Directions →
Beneath this task is a listing. State how many of its lines include the string "стороны", giving nothing but the number.

Task input →
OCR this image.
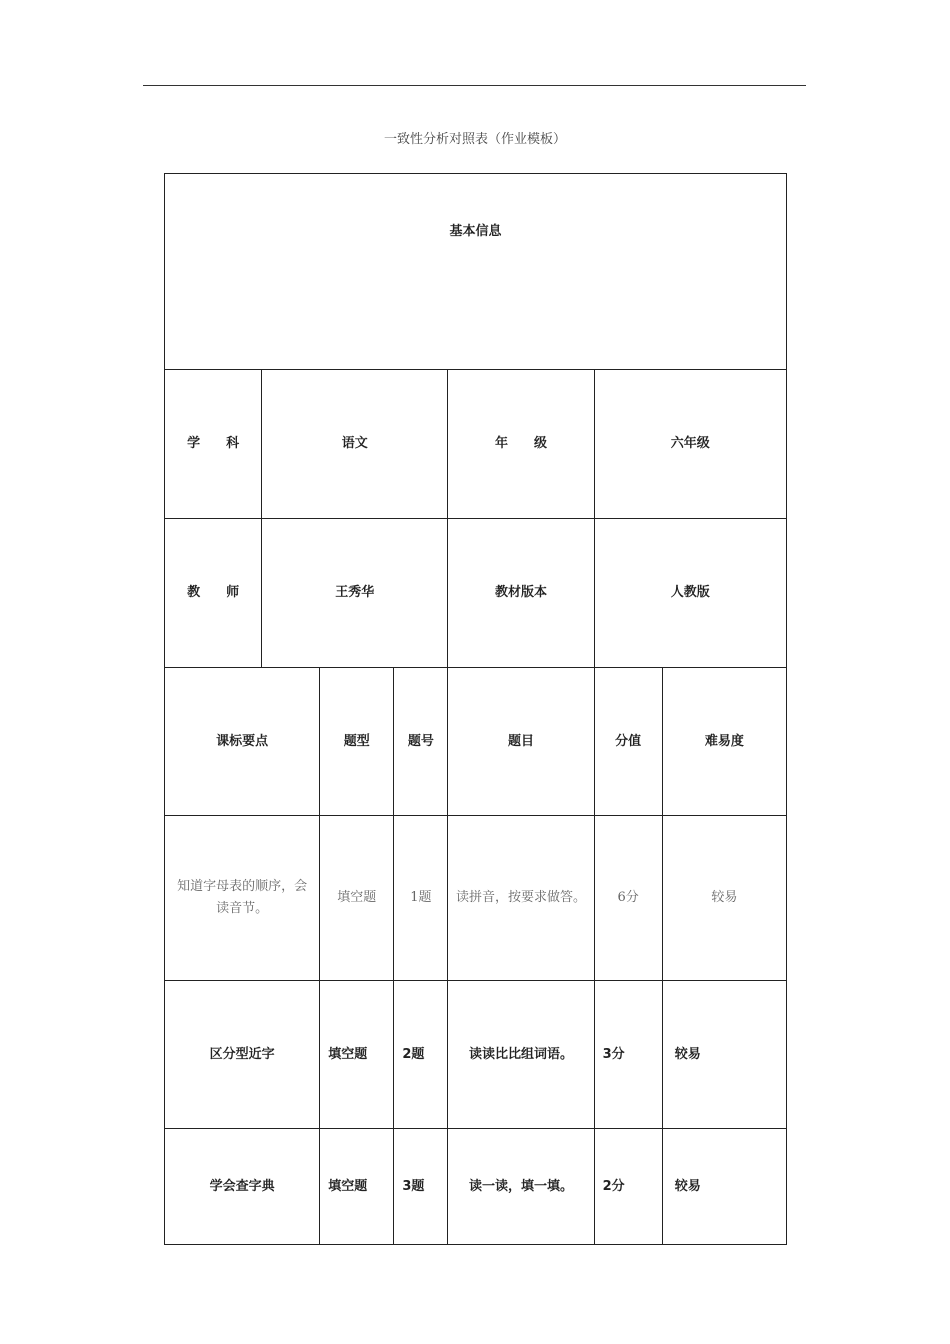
一致性分析对照表（作业模板）
基本信息						
学　　科	语文			年　　级	六年级	
教　　师	王秀华			教材版本	人教版	
课标要点		题型	题号	题目	分值	难易度
知道字母表的顺序，会读音节。		填空题	1题	读拼音，按要求做答。	6分	较易
区分型近字		填空题	2题	读读比比组词语。	3分	较易
学会查字典		填空题	3题	读一读，填一填。	2分	较易
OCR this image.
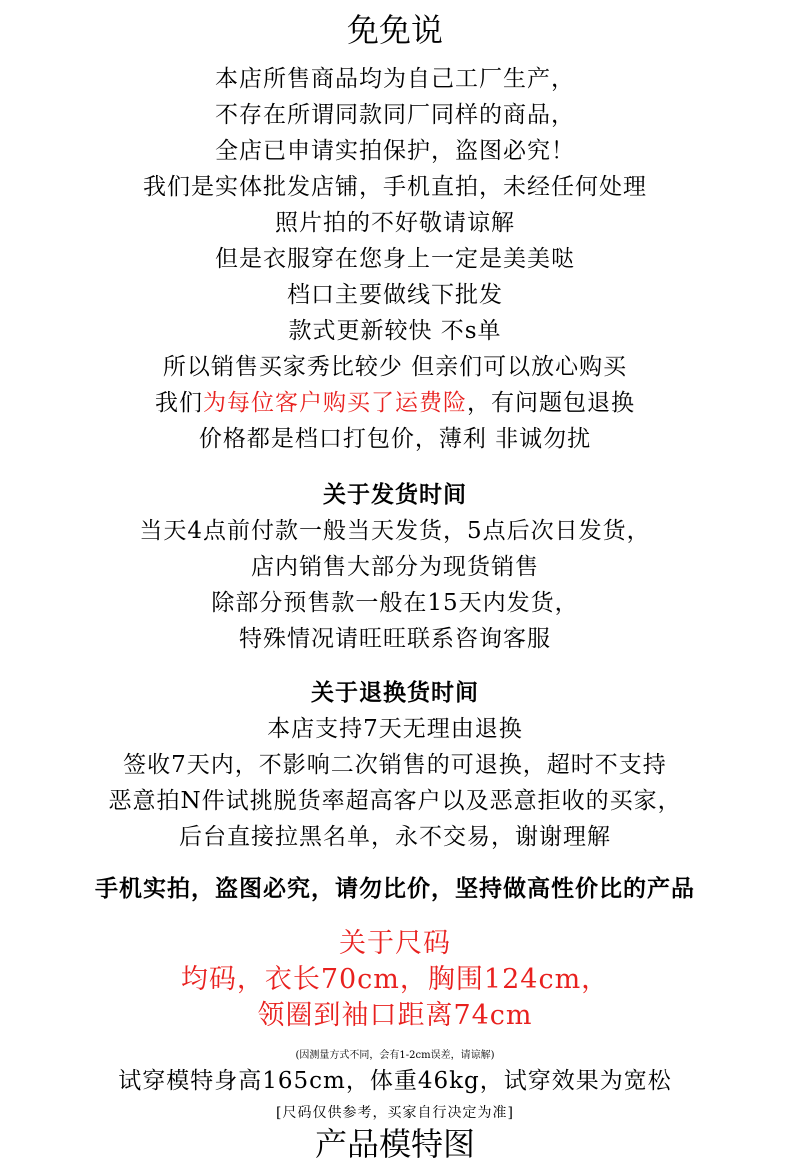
免免说
本店所售商品均为自己工厂生产，
不存在所谓同款同厂同样的商品，
全店已申请实拍保护，盗图必究！
我们是实体批发店铺，手机直拍，未经任何处理
照片拍的不好敬请谅解
但是衣服穿在您身上一定是美美哒
档口主要做线下批发
款式更新较快 不s单
所以销售买家秀比较少 但亲们可以放心购买
我们为每位客户购买了运费险，有问题包退换
价格都是档口打包价，薄利 非诚勿扰
关于发货时间
当天4点前付款一般当天发货，5点后次日发货，
店内销售大部分为现货销售
除部分预售款一般在15天内发货，
特殊情况请旺旺联系咨询客服
关于退换货时间
本店支持7天无理由退换
签收7天内，不影响二次销售的可退换，超时不支持
恶意拍N件试挑脱货率超高客户以及恶意拒收的买家，
后台直接拉黑名单，永不交易，谢谢理解
手机实拍，盗图必究，请勿比价，坚持做高性价比的产品
关于尺码
均码，衣长70cm，胸围124cm，
领圈到袖口距离74cm
(因测量方式不同，会有1-2cm误差，请谅解)
试穿模特身高165cm，体重46kg，试穿效果为宽松
[尺码仅供参考，买家自行决定为准]
产品模特图
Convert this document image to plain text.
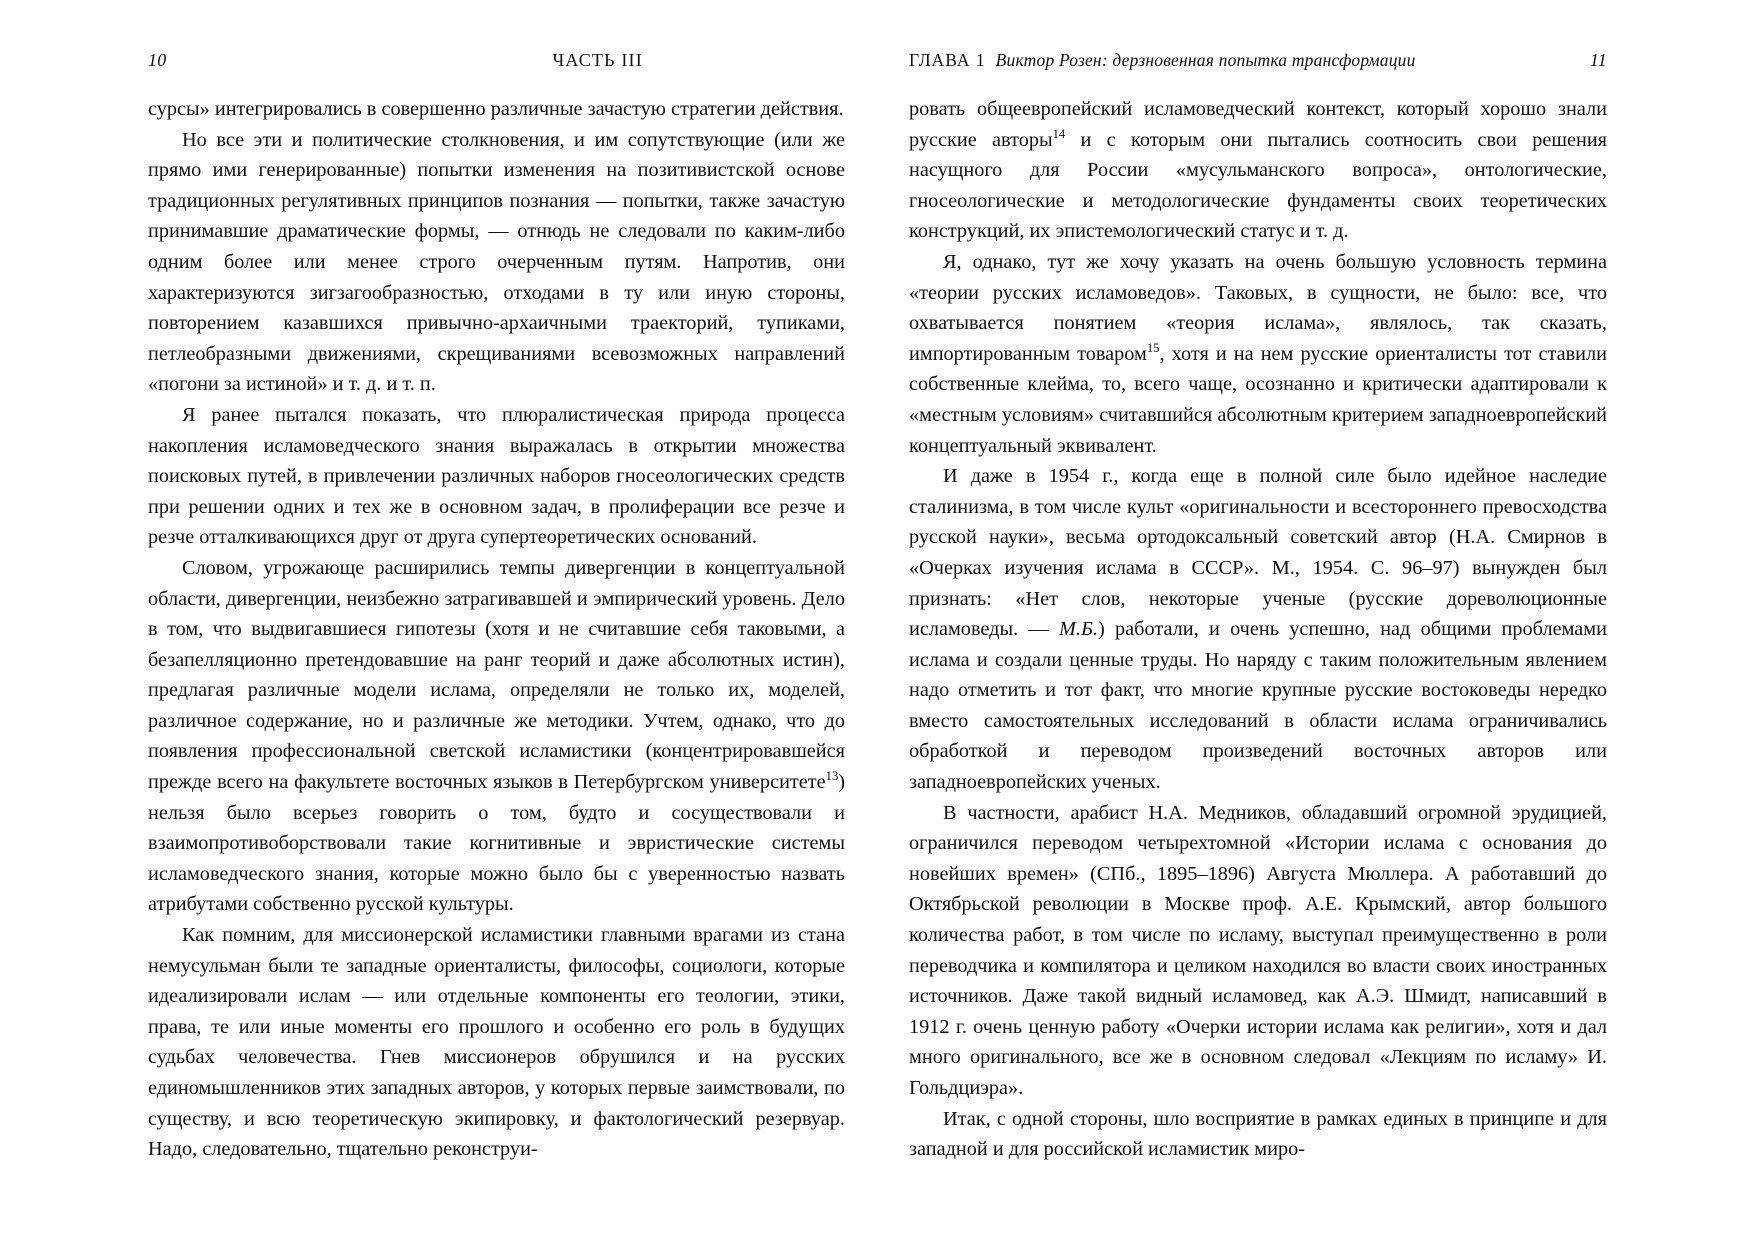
10	ЧАСТЬ III

сурсы» интегрировались в совершенно различные зачастую стратегии действия.

Но все эти и политические столкновения, и им сопутствующие (или же прямо ими генерированные) попытки изменения на позитивистской основе традиционных регулятивных принципов познания — попытки, также зачастую принимавшие драматические формы, — отнюдь не следовали по каким-либо одним более или менее строго очерченным путям. Напротив, они характеризуются зигзагообразностью, отходами в ту или иную стороны, повторением казавшихся привычно-архаичными траекторий, тупиками, петлеобразными движениями, скрещиваниями всевозможных направлений «погони за истиной» и т. д. и т. п.

Я ранее пытался показать, что плюралистическая природа процесса накопления исламоведческого знания выражалась в открытии множества поисковых путей, в привлечении различных наборов гносеологических средств при решении одних и тех же в основном задач, в пролиферации все резче и резче отталкивающихся друг от друга супертеоретических оснований.

Словом, угрожающе расширились темпы дивергенции в концептуальной области, дивергенции, неизбежно затрагивавшей и эмпирический уровень. Дело в том, что выдвигавшиеся гипотезы (хотя и не считавшие себя таковыми, а безапелляционно претендовавшие на ранг теорий и даже абсолютных истин), предлагая различные модели ислама, определяли не только их, моделей, различное содержание, но и различные же методики. Учтем, однако, что до появления профессиональной светской исламистики (концентрировавшейся прежде всего на факультете восточных языков в Петербургском университете$^{13}$) нельзя было всерьез говорить о том, будто и сосуществовали и взаимопротивоборствовали такие когнитивные и эвристические системы исламоведческого знания, которые можно было бы с уверенностью назвать атрибутами собственно русской культуры.

Как помним, для миссионерской исламистики главными врагами из стана немусульман были те западные ориенталисты, философы, социологи, которые идеализировали ислам — или отдельные компоненты его теологии, этики, права, те или иные моменты его прошлого и особенно его роль в будущих судьбах человечества. Гнев миссионеров обрушился и на русских единомышленников этих западных авторов, у которых первые заимствовали, по существу, и всю теоретическую экипировку, и фактологический резервуар. Надо, следовательно, тщательно реконструи-

ГЛАВА 1 Виктор Розен: дерзновенная попытка трансформации	11

ровать общеевропейский исламоведческий контекст, который хорошо знали русские авторы$^{14}$ и с которым они пытались соотносить свои решения насущного для России «мусульманского вопроса», онтологические, гносеологические и методологические фундаменты своих теоретических конструкций, их эпистемологический статус и т. д.

Я, однако, тут же хочу указать на очень большую условность термина «теории русских исламоведов». Таковых, в сущности, не было: все, что охватывается понятием «теория ислама», являлось, так сказать, импортированным товаром$^{15}$, хотя и на нем русские ориенталисты тот ставили собственные клейма, то, всего чаще, осознанно и критически адаптировали к «местным условиям» считавшийся абсолютным критерием западноевропейский концептуальный эквивалент.

И даже в 1954 г., когда еще в полной силе было идейное наследие сталинизма, в том числе культ «оригинальности и всестороннего превосходства русской науки», весьма ортодоксальный советский автор (Н.А. Смирнов в «Очерках изучения ислама в СССР». М., 1954. С. 96–97) вынужден был признать: «Нет слов, некоторые ученые (русские дореволюционные исламоведы. — М.Б.) работали, и очень успешно, над общими проблемами ислама и создали ценные труды. Но наряду с таким положительным явлением надо отметить и тот факт, что многие крупные русские востоковеды нередко вместо самостоятельных исследований в области ислама ограничивались обработкой и переводом произведений восточных авторов или западноевропейских ученых.

В частности, арабист Н.А. Медников, обладавший огромной эрудицией, ограничился переводом четырехтомной «Истории ислама с основания до новейших времен» (СПб., 1895–1896) Августа Мюллера. А работавший до Октябрьской революции в Москве проф. А.Е. Крымский, автор большого количества работ, в том числе по исламу, выступал преимущественно в роли переводчика и компилятора и целиком находился во власти своих иностранных источников. Даже такой видный исламовед, как А.Э. Шмидт, написавший в 1912 г. очень ценную работу «Очерки истории ислама как религии», хотя и дал много оригинального, все же в основном следовал «Лекциям по исламу» И. Гольдциэра».

Итак, с одной стороны, шло восприятие в рамках единых в принципе и для западной и для российской исламистик миро-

Correct result →
2